GIVEN EXERCISE: Return all the data below as it stands, minus the pictures.

INPUT RECORDS:
____

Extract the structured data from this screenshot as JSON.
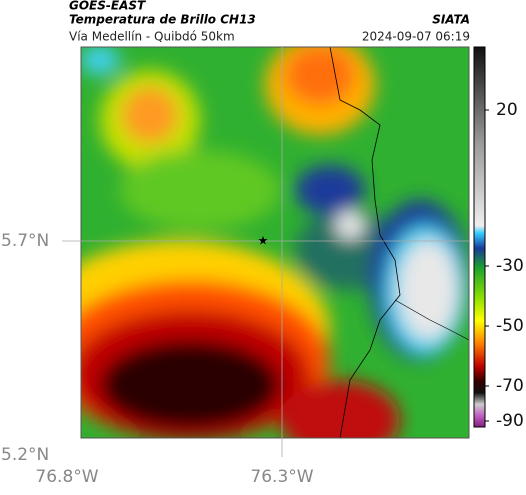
{
  "header": {
    "source": "GOES-EAST",
    "title": "Temperatura de Brillo CH13",
    "brand": "SIATA",
    "subtitle": "Vía Medellín - Quibdó 50km",
    "timestamp": "2024-09-07 06:19"
  },
  "axes": {
    "lat_labels": [
      "5.7°N",
      "5.2°N"
    ],
    "lon_labels": [
      "76.8°W",
      "76.3°W"
    ]
  },
  "colorbar": {
    "ticks": [
      "20",
      "-30",
      "-50",
      "-70",
      "-90"
    ]
  }
}
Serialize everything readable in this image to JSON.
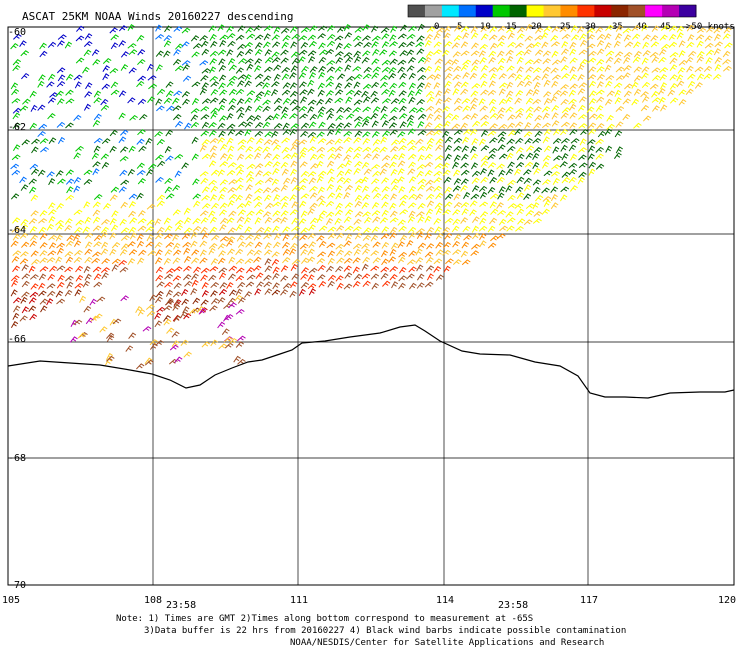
{
  "title": "ASCAT 25KM NOAA Winds 20160227 descending",
  "legend": {
    "labels": [
      "0",
      "5",
      "10",
      "15",
      "20",
      "25",
      "30",
      "35",
      "40",
      "45",
      ">50 knots"
    ],
    "colors": [
      "#505050",
      "#a0a0a0",
      "#00e8ff",
      "#0070ff",
      "#0000c8",
      "#00c800",
      "#006400",
      "#ffff00",
      "#ffc832",
      "#ff8c00",
      "#ff3200",
      "#c80000",
      "#8b2500",
      "#a05028",
      "#ff00ff",
      "#b400b4",
      "#3c00a0"
    ]
  },
  "axes": {
    "lon_labels": [
      "105",
      "108",
      "111",
      "114",
      "117",
      "120"
    ],
    "lat_labels": [
      "-60",
      "-62",
      "-64",
      "-66",
      "-68",
      "-70"
    ],
    "lon_range": [
      105,
      120
    ],
    "lat_range": [
      -60,
      -70
    ]
  },
  "times": [
    "23:58",
    "23:58"
  ],
  "notes": {
    "line1": "Note: 1) Times are GMT 2)Times along bottom correspond to measurement at -65S",
    "line2": "3)Data buffer is 22 hrs from 20160227 4) Black wind barbs indicate possible contamination",
    "line3": "NOAA/NESDIS/Center for Satellite Applications and Research"
  },
  "colors": {
    "time_label": "#800080",
    "coast": "#000000",
    "grid": "#000000"
  }
}
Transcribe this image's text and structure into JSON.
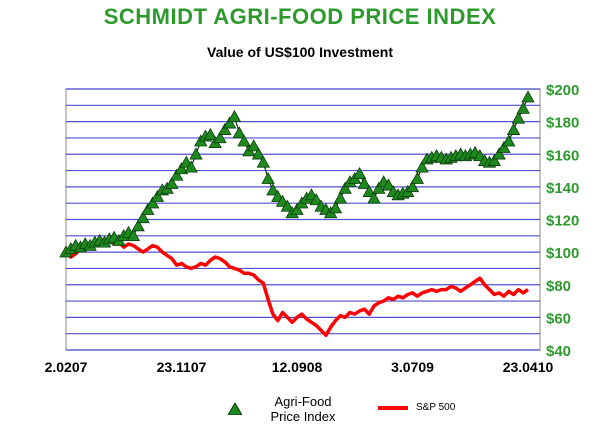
{
  "colors": {
    "title": "#2e9a2e",
    "agri_marker": "#1e8a1e",
    "agri_marker_stroke": "#0a3a0a",
    "sp500": "#ff0000",
    "grid": "#3333cc",
    "plot_bg": "#ffffff",
    "axis_right_labels": "#2e9a2e"
  },
  "chart_data": {
    "type": "line",
    "title": "SCHMIDT AGRI-FOOD PRICE INDEX",
    "subtitle": "Value of US$100 Investment",
    "xlabel": "",
    "ylabel": "",
    "ylim": [
      40,
      200
    ],
    "yticks": [
      40,
      60,
      80,
      100,
      120,
      140,
      160,
      180,
      200
    ],
    "ytick_labels": [
      "$40",
      "$60",
      "$80",
      "$100",
      "$120",
      "$140",
      "$160",
      "$180",
      "$200"
    ],
    "y_axis_side": "right",
    "x_tick_labels": [
      "2.0207",
      "23.1107",
      "12.0908",
      "3.0709",
      "23.0410"
    ],
    "x_tick_index": [
      0,
      24,
      48,
      72,
      96
    ],
    "grid": "horizontal",
    "legend_position": "bottom",
    "series": [
      {
        "name": "Agri-Food\nPrice Index",
        "marker": "triangle",
        "values": [
          100,
          102,
          104,
          103,
          105,
          104,
          106,
          107,
          106,
          108,
          109,
          107,
          110,
          112,
          110,
          116,
          121,
          126,
          130,
          134,
          138,
          139,
          142,
          147,
          151,
          155,
          152,
          160,
          168,
          171,
          172,
          167,
          170,
          175,
          179,
          183,
          173,
          168,
          162,
          165,
          160,
          155,
          145,
          138,
          134,
          131,
          128,
          124,
          126,
          130,
          133,
          135,
          132,
          128,
          126,
          124,
          127,
          133,
          139,
          143,
          145,
          148,
          142,
          137,
          133,
          139,
          143,
          141,
          137,
          135,
          136,
          137,
          140,
          145,
          152,
          157,
          158,
          159,
          158,
          157,
          158,
          159,
          160,
          159,
          160,
          161,
          159,
          156,
          155,
          156,
          160,
          164,
          168,
          175,
          182,
          188,
          195
        ]
      },
      {
        "name": "S&P 500",
        "values": [
          100,
          97,
          99,
          102,
          104,
          105,
          106,
          106,
          108,
          107,
          105,
          106,
          103,
          105,
          104,
          102,
          100,
          102,
          104,
          103,
          100,
          98,
          96,
          92,
          93,
          91,
          90,
          91,
          93,
          92,
          95,
          97,
          96,
          94,
          91,
          90,
          89,
          87,
          87,
          86,
          83,
          81,
          71,
          62,
          58,
          63,
          60,
          57,
          60,
          62,
          59,
          57,
          55,
          52,
          49,
          54,
          58,
          61,
          60,
          63,
          62,
          64,
          65,
          62,
          67,
          69,
          70,
          72,
          71,
          73,
          72,
          74,
          75,
          73,
          75,
          76,
          77,
          76,
          77,
          77,
          79,
          78,
          76,
          78,
          80,
          82,
          84,
          80,
          77,
          74,
          75,
          73,
          76,
          74,
          77,
          75,
          77
        ]
      }
    ]
  }
}
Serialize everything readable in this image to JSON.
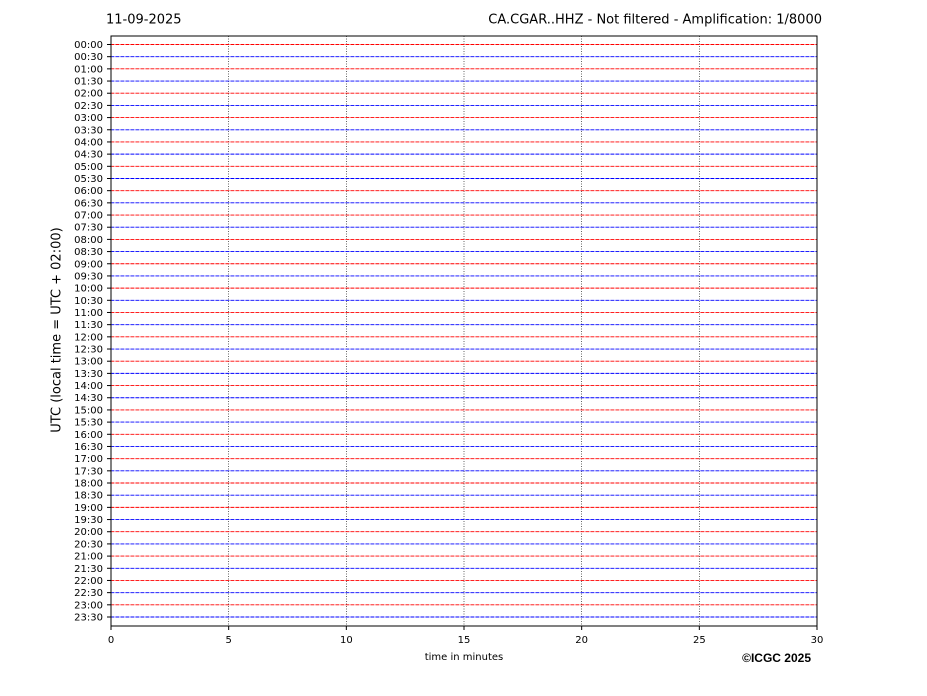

____

COMPLETED EXERCISE:
Extract the structured data from this screenshot as JSON.
{
  "header": {
    "source": "GOES-EAST",
    "title": "Temperatura de Brillo CH13",
    "brand": "SIATA",
    "subtitle": "Vía Medellín - Quibdó 50km",
    "timestamp": "2024-09-07 06:19"
  },
  "axes": {
    "lat_labels": [
      "5.7°N",
      "5.2°N"
    ],
    "lon_labels": [
      "76.8°W",
      "76.3°W"
    ]
  },
  "colorbar": {
    "ticks": [
      "20",
      "-30",
      "-50",
      "-70",
      "-90"
    ]
  }
}
Serialize everything readable in this image to JSON.
{
  "title": "ASCAT 25KM NOAA Winds 20160227 descending",
  "legend": {
    "labels": [
      "0",
      "5",
      "10",
      "15",
      "20",
      "25",
      "30",
      "35",
      "40",
      "45",
      ">50 knots"
    ],
    "colors": [
      "#505050",
      "#a0a0a0",
      "#00e8ff",
      "#0070ff",
      "#0000c8",
      "#00c800",
      "#006400",
      "#ffff00",
      "#ffc832",
      "#ff8c00",
      "#ff3200",
      "#c80000",
      "#8b2500",
      "#a05028",
      "#ff00ff",
      "#b400b4",
      "#3c00a0"
    ]
  },
  "axes": {
    "lon_labels": [
      "105",
      "108",
      "111",
      "114",
      "117",
      "120"
    ],
    "lat_labels": [
      "-60",
      "-62",
      "-64",
      "-66",
      "-68",
      "-70"
    ],
    "lon_range": [
      105,
      120
    ],
    "lat_range": [
      -60,
      -70
    ]
  },
  "times": [
    "23:58",
    "23:58"
  ],
  "notes": {
    "line1": "Note: 1) Times are GMT 2)Times along bottom correspond to measurement at -65S",
    "line2": "3)Data buffer is 22 hrs from 20160227 4) Black wind barbs indicate possible contamination",
    "line3": "NOAA/NESDIS/Center for Satellite Applications and Research"
  },
  "colors": {
    "time_label": "#800080",
    "coast": "#000000",
    "grid": "#000000"
  }
}
Transcribe this image's text and structure into JSON.
{
  "colors": {
    "title": "#2e9a2e",
    "agri_marker": "#1e8a1e",
    "agri_marker_stroke": "#0a3a0a",
    "sp500": "#ff0000",
    "grid": "#3333cc",
    "plot_bg": "#ffffff",
    "axis_right_labels": "#2e9a2e"
  },
  "chart_data": {
    "type": "line",
    "title": "SCHMIDT AGRI-FOOD PRICE INDEX",
    "subtitle": "Value of US$100 Investment",
    "xlabel": "",
    "ylabel": "",
    "ylim": [
      40,
      200
    ],
    "yticks": [
      40,
      60,
      80,
      100,
      120,
      140,
      160,
      180,
      200
    ],
    "ytick_labels": [
      "$40",
      "$60",
      "$80",
      "$100",
      "$120",
      "$140",
      "$160",
      "$180",
      "$200"
    ],
    "y_axis_side": "right",
    "x_tick_labels": [
      "2.0207",
      "23.1107",
      "12.0908",
      "3.0709",
      "23.0410"
    ],
    "x_tick_index": [
      0,
      24,
      48,
      72,
      96
    ],
    "grid": "horizontal",
    "legend_position": "bottom",
    "series": [
      {
        "name": "Agri-Food\nPrice Index",
        "marker": "triangle",
        "values": [
          100,
          102,
          104,
          103,
          105,
          104,
          106,
          107,
          106,
          108,
          109,
          107,
          110,
          112,
          110,
          116,
          121,
          126,
          130,
          134,
          138,
          139,
          142,
          147,
          151,
          155,
          152,
          160,
          168,
          171,
          172,
          167,
          170,
          175,
          179,
          183,
          173,
          168,
          162,
          165,
          160,
          155,
          145,
          138,
          134,
          131,
          128,
          124,
          126,
          130,
          133,
          135,
          132,
          128,
          126,
          124,
          127,
          133,
          139,
          143,
          145,
          148,
          142,
          137,
          133,
          139,
          143,
          141,
          137,
          135,
          136,
          137,
          140,
          145,
          152,
          157,
          158,
          159,
          158,
          157,
          158,
          159,
          160,
          159,
          160,
          161,
          159,
          156,
          155,
          156,
          160,
          164,
          168,
          175,
          182,
          188,
          195
        ]
      },
      {
        "name": "S&P 500",
        "values": [
          100,
          97,
          99,
          102,
          104,
          105,
          106,
          106,
          108,
          107,
          105,
          106,
          103,
          105,
          104,
          102,
          100,
          102,
          104,
          103,
          100,
          98,
          96,
          92,
          93,
          91,
          90,
          91,
          93,
          92,
          95,
          97,
          96,
          94,
          91,
          90,
          89,
          87,
          87,
          86,
          83,
          81,
          71,
          62,
          58,
          63,
          60,
          57,
          60,
          62,
          59,
          57,
          55,
          52,
          49,
          54,
          58,
          61,
          60,
          63,
          62,
          64,
          65,
          62,
          67,
          69,
          70,
          72,
          71,
          73,
          72,
          74,
          75,
          73,
          75,
          76,
          77,
          76,
          77,
          77,
          79,
          78,
          76,
          78,
          80,
          82,
          84,
          80,
          77,
          74,
          75,
          73,
          76,
          74,
          77,
          75,
          77
        ]
      }
    ]
  }
}
Serialize everything readable in this image to JSON.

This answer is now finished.